* **WRITTEN INSTRUCTION**:
Each line of the listing that contains the word "color" is to be copied.

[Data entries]
************

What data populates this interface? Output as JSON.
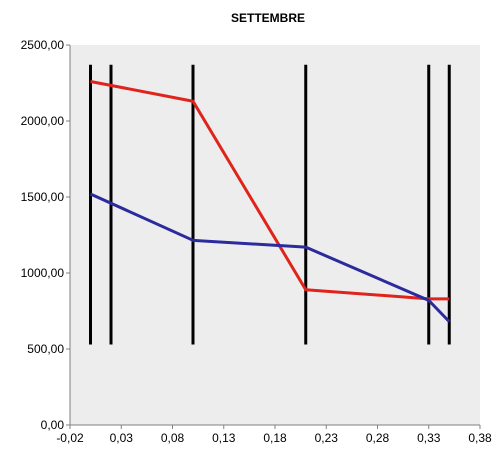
{
  "chart_data": {
    "type": "line",
    "title": "SETTEMBRE",
    "xlabel": "",
    "ylabel": "",
    "xlim": [
      -0.02,
      0.38
    ],
    "ylim": [
      0,
      2500
    ],
    "x_ticks": [
      -0.02,
      0.03,
      0.08,
      0.13,
      0.18,
      0.23,
      0.28,
      0.33,
      0.38
    ],
    "x_tick_labels": [
      "-0,02",
      "0,03",
      "0,08",
      "0,13",
      "0,18",
      "0,23",
      "0,28",
      "0,33",
      "0,38"
    ],
    "y_ticks": [
      0,
      500,
      1000,
      1500,
      2000,
      2500
    ],
    "y_tick_labels": [
      "0,00",
      "500,00",
      "1000,00",
      "1500,00",
      "2000,00",
      "2500,00"
    ],
    "grid": false,
    "legend": "none",
    "plot_background": "#ededed",
    "series": [
      {
        "color": "#e0231b",
        "points": [
          [
            0.0,
            2260
          ],
          [
            0.1,
            2130
          ],
          [
            0.21,
            890
          ],
          [
            0.33,
            830
          ],
          [
            0.35,
            830
          ]
        ]
      },
      {
        "color": "#2b2b9e",
        "points": [
          [
            0.0,
            1520
          ],
          [
            0.1,
            1215
          ],
          [
            0.21,
            1170
          ],
          [
            0.33,
            820
          ],
          [
            0.35,
            680
          ]
        ]
      }
    ],
    "vertical_markers": {
      "color": "#000000",
      "x": [
        0.0,
        0.02,
        0.1,
        0.21,
        0.33,
        0.35
      ],
      "y_range": [
        530,
        2370
      ]
    }
  }
}
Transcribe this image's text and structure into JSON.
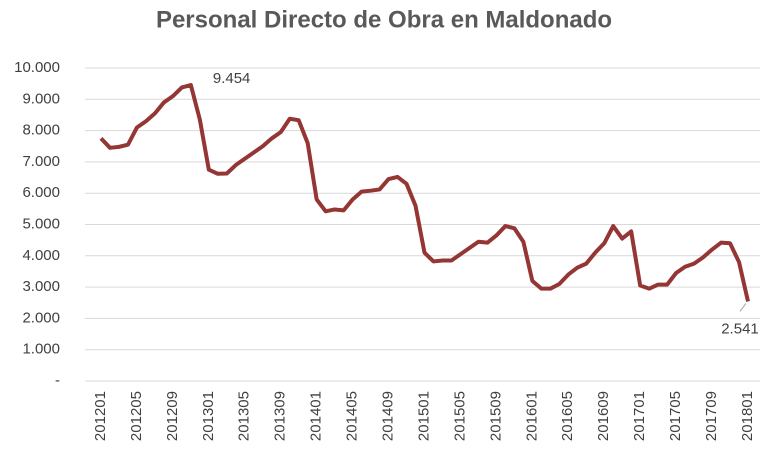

************

* **THE COMPLETED TASK**:
        "color": "#e0231b",
        "color": "#2b2b9e",
      "color": "#000000",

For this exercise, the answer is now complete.